» What this task involves
Write out the records that appear below, verbatim and complete, but without pictures.
# Provided records start
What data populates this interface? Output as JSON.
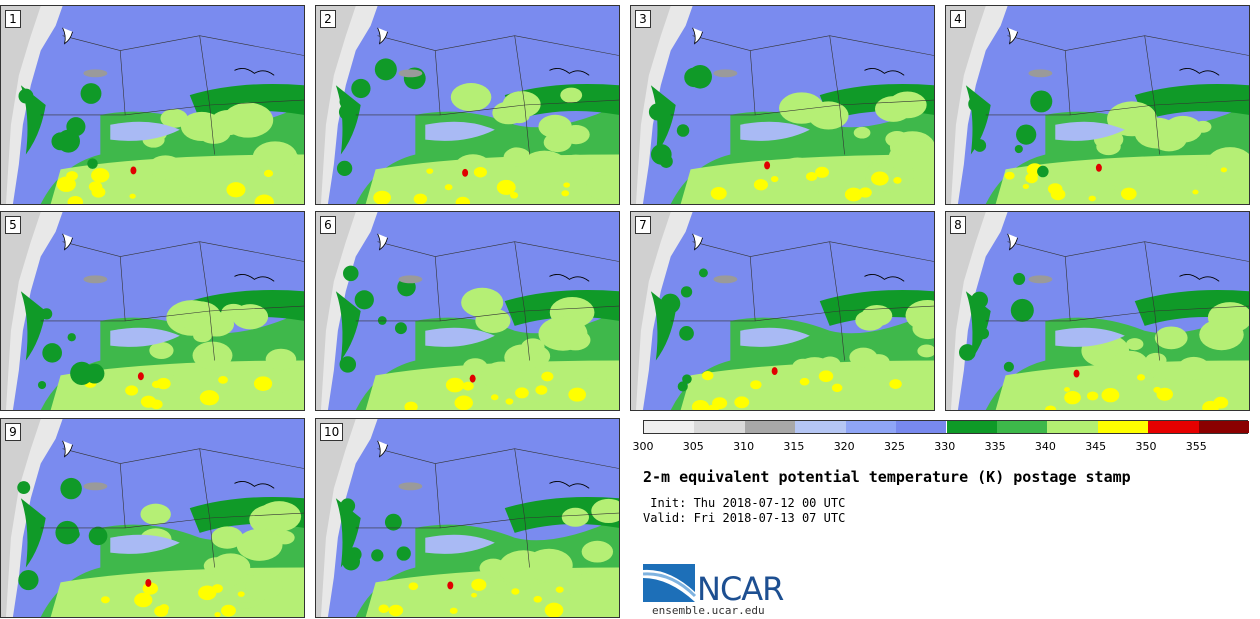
{
  "panels": [
    {
      "label": "1"
    },
    {
      "label": "2"
    },
    {
      "label": "3"
    },
    {
      "label": "4"
    },
    {
      "label": "5"
    },
    {
      "label": "6"
    },
    {
      "label": "7"
    },
    {
      "label": "8"
    },
    {
      "label": "9"
    },
    {
      "label": "10"
    }
  ],
  "colorbar": {
    "ticks": [
      "300",
      "305",
      "310",
      "315",
      "320",
      "325",
      "330",
      "335",
      "340",
      "345",
      "350",
      "355"
    ],
    "colors": [
      "#f0f0f0",
      "#d9d9d9",
      "#a8a8a8",
      "#b5c6f4",
      "#8fa5f6",
      "#7889ee",
      "#0e9a27",
      "#3db84a",
      "#b3ef72",
      "#ffff00",
      "#e60000",
      "#8b0000"
    ]
  },
  "map_colors": {
    "ocean": "#e8e8e8",
    "land_cool": "#7a8bef",
    "land_cooler": "#a9baf4",
    "green_dark": "#109a28",
    "green": "#3fb84b",
    "green_light": "#b5ef75",
    "yellow": "#ffff00",
    "red": "#e00000",
    "gray": "#9a9a9a"
  },
  "title": "2-m equivalent potential temperature (K) postage stamp",
  "init": " Init: Thu 2018-07-12 00 UTC",
  "valid": "Valid: Fri 2018-07-13 07 UTC",
  "logo": {
    "name": "NCAR",
    "url": "ensemble.ucar.edu"
  }
}
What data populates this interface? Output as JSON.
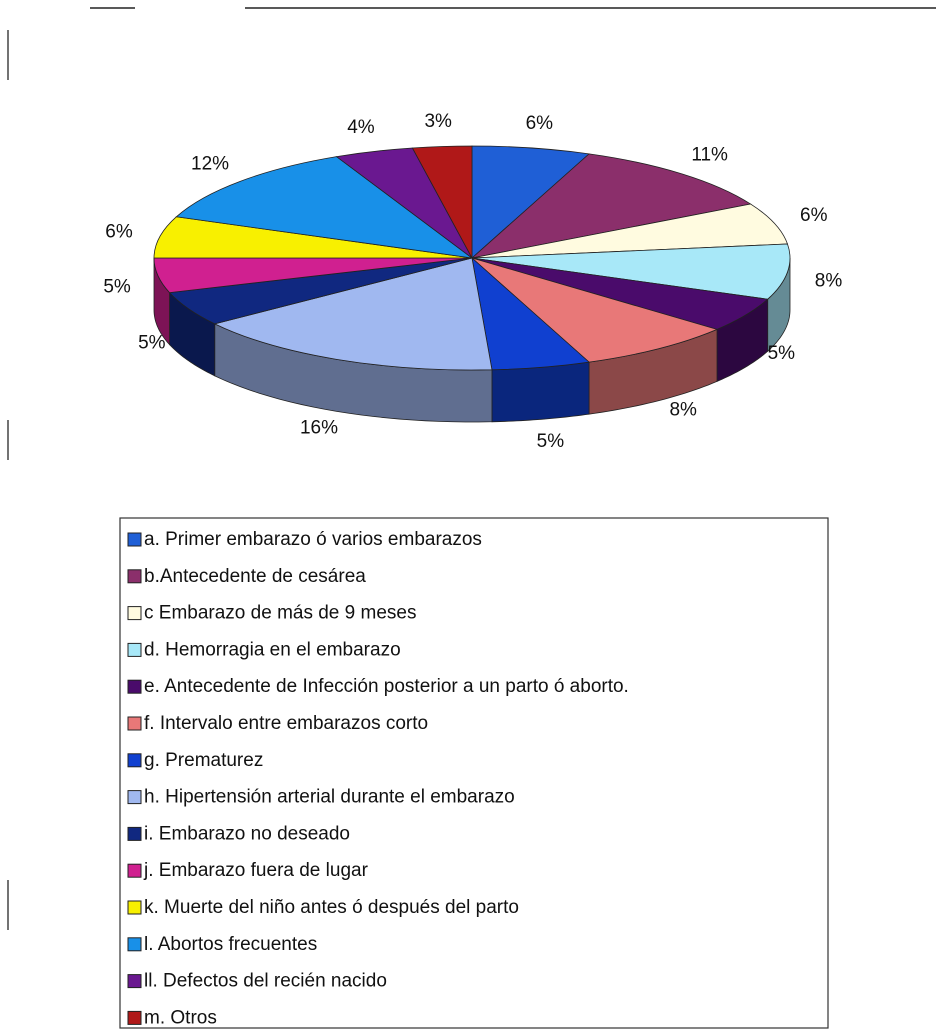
{
  "chart_data": {
    "type": "pie",
    "categories": [
      "a. Primer embarazo ó varios embarazos",
      "b.Antecedente de cesárea",
      "c   Embarazo de más de 9 meses",
      "d. Hemorragia en el embarazo",
      "e.  Antecedente de Infección posterior a un parto ó aborto.",
      "f.  Intervalo entre embarazos corto",
      "g. Prematurez",
      "h. Hipertensión arterial durante el embarazo",
      "i.  Embarazo no deseado",
      "j. Embarazo fuera de lugar",
      "k. Muerte del niño antes ó después del parto",
      "l.  Abortos frecuentes",
      "ll. Defectos del recién nacido",
      "m. Otros"
    ],
    "values": [
      6,
      11,
      6,
      8,
      5,
      8,
      5,
      16,
      5,
      5,
      6,
      12,
      4,
      3
    ],
    "value_labels": [
      "6%",
      "11%",
      "6%",
      "8%",
      "5%",
      "8%",
      "5%",
      "16%",
      "5%",
      "5%",
      "6%",
      "12%",
      "4%",
      "3%"
    ],
    "colors": [
      "#1f5fd6",
      "#8b2f6b",
      "#fffbe0",
      "#a8e8f8",
      "#4a0b6b",
      "#e87878",
      "#1040d0",
      "#a0b8f0",
      "#102880",
      "#d02090",
      "#f8f000",
      "#1890e8",
      "#6a1890",
      "#b01818"
    ],
    "legend": "bottom"
  }
}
# Provided records end
» Exercise output
What data populates this interface? Output as JSON.
{
  "panels": [
    {
      "label": "1"
    },
    {
      "label": "2"
    },
    {
      "label": "3"
    },
    {
      "label": "4"
    },
    {
      "label": "5"
    },
    {
      "label": "6"
    },
    {
      "label": "7"
    },
    {
      "label": "8"
    },
    {
      "label": "9"
    },
    {
      "label": "10"
    }
  ],
  "colorbar": {
    "ticks": [
      "300",
      "305",
      "310",
      "315",
      "320",
      "325",
      "330",
      "335",
      "340",
      "345",
      "350",
      "355"
    ],
    "colors": [
      "#f0f0f0",
      "#d9d9d9",
      "#a8a8a8",
      "#b5c6f4",
      "#8fa5f6",
      "#7889ee",
      "#0e9a27",
      "#3db84a",
      "#b3ef72",
      "#ffff00",
      "#e60000",
      "#8b0000"
    ]
  },
  "map_colors": {
    "ocean": "#e8e8e8",
    "land_cool": "#7a8bef",
    "land_cooler": "#a9baf4",
    "green_dark": "#109a28",
    "green": "#3fb84b",
    "green_light": "#b5ef75",
    "yellow": "#ffff00",
    "red": "#e00000",
    "gray": "#9a9a9a"
  },
  "title": "2-m equivalent potential temperature (K) postage stamp",
  "init": " Init: Thu 2018-07-12 00 UTC",
  "valid": "Valid: Fri 2018-07-13 07 UTC",
  "logo": {
    "name": "NCAR",
    "url": "ensemble.ucar.edu"
  }
}
What data populates this interface? Output as JSON.
{
  "chart_data": {
    "type": "pie",
    "categories": [
      "a. Primer embarazo ó varios embarazos",
      "b.Antecedente de cesárea",
      "c   Embarazo de más de 9 meses",
      "d. Hemorragia en el embarazo",
      "e.  Antecedente de Infección posterior a un parto ó aborto.",
      "f.  Intervalo entre embarazos corto",
      "g. Prematurez",
      "h. Hipertensión arterial durante el embarazo",
      "i.  Embarazo no deseado",
      "j. Embarazo fuera de lugar",
      "k. Muerte del niño antes ó después del parto",
      "l.  Abortos frecuentes",
      "ll. Defectos del recién nacido",
      "m. Otros"
    ],
    "values": [
      6,
      11,
      6,
      8,
      5,
      8,
      5,
      16,
      5,
      5,
      6,
      12,
      4,
      3
    ],
    "value_labels": [
      "6%",
      "11%",
      "6%",
      "8%",
      "5%",
      "8%",
      "5%",
      "16%",
      "5%",
      "5%",
      "6%",
      "12%",
      "4%",
      "3%"
    ],
    "colors": [
      "#1f5fd6",
      "#8b2f6b",
      "#fffbe0",
      "#a8e8f8",
      "#4a0b6b",
      "#e87878",
      "#1040d0",
      "#a0b8f0",
      "#102880",
      "#d02090",
      "#f8f000",
      "#1890e8",
      "#6a1890",
      "#b01818"
    ],
    "legend": "bottom"
  }
}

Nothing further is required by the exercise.